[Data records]
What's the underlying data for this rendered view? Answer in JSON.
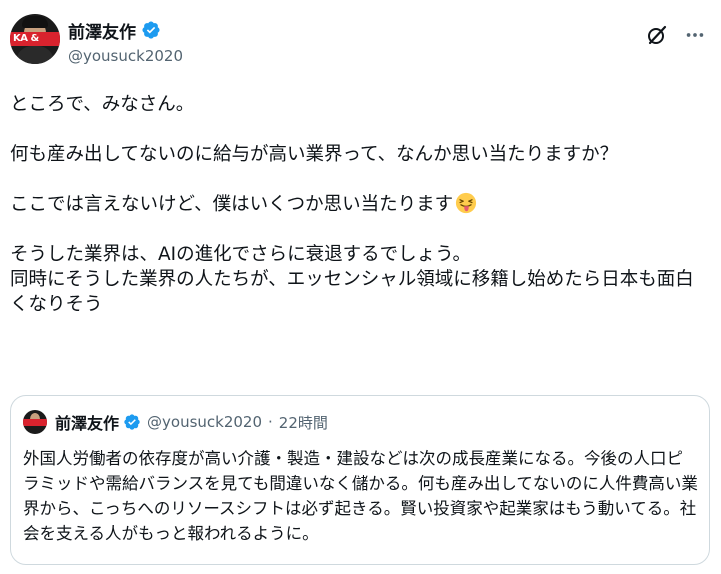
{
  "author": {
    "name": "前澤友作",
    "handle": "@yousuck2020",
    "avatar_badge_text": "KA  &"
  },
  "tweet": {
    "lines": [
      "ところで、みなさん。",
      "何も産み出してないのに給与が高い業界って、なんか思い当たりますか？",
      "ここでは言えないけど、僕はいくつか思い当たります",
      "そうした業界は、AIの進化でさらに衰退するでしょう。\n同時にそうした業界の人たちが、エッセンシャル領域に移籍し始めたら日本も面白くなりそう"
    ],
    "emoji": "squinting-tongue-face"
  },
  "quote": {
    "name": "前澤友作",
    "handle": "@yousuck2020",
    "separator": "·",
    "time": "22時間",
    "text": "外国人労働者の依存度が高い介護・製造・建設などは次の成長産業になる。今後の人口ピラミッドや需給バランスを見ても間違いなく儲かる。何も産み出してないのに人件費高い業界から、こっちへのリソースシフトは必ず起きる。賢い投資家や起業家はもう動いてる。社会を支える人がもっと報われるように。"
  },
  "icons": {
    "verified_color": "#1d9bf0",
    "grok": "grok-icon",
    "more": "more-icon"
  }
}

• WHAT YOU WILL DO: Restate the whole of the material word for word without the pictures.

• THE SOLUTION:
What's the underlying data for this rendered view? Answer in JSON.
{
  "author": {
    "name": "前澤友作",
    "handle": "@yousuck2020",
    "avatar_badge_text": "KA  &"
  },
  "tweet": {
    "lines": [
      "ところで、みなさん。",
      "何も産み出してないのに給与が高い業界って、なんか思い当たりますか？",
      "ここでは言えないけど、僕はいくつか思い当たります",
      "そうした業界は、AIの進化でさらに衰退するでしょう。\n同時にそうした業界の人たちが、エッセンシャル領域に移籍し始めたら日本も面白くなりそう"
    ],
    "emoji": "squinting-tongue-face"
  },
  "quote": {
    "name": "前澤友作",
    "handle": "@yousuck2020",
    "separator": "·",
    "time": "22時間",
    "text": "外国人労働者の依存度が高い介護・製造・建設などは次の成長産業になる。今後の人口ピラミッドや需給バランスを見ても間違いなく儲かる。何も産み出してないのに人件費高い業界から、こっちへのリソースシフトは必ず起きる。賢い投資家や起業家はもう動いてる。社会を支える人がもっと報われるように。"
  },
  "icons": {
    "verified_color": "#1d9bf0",
    "grok": "grok-icon",
    "more": "more-icon"
  }
}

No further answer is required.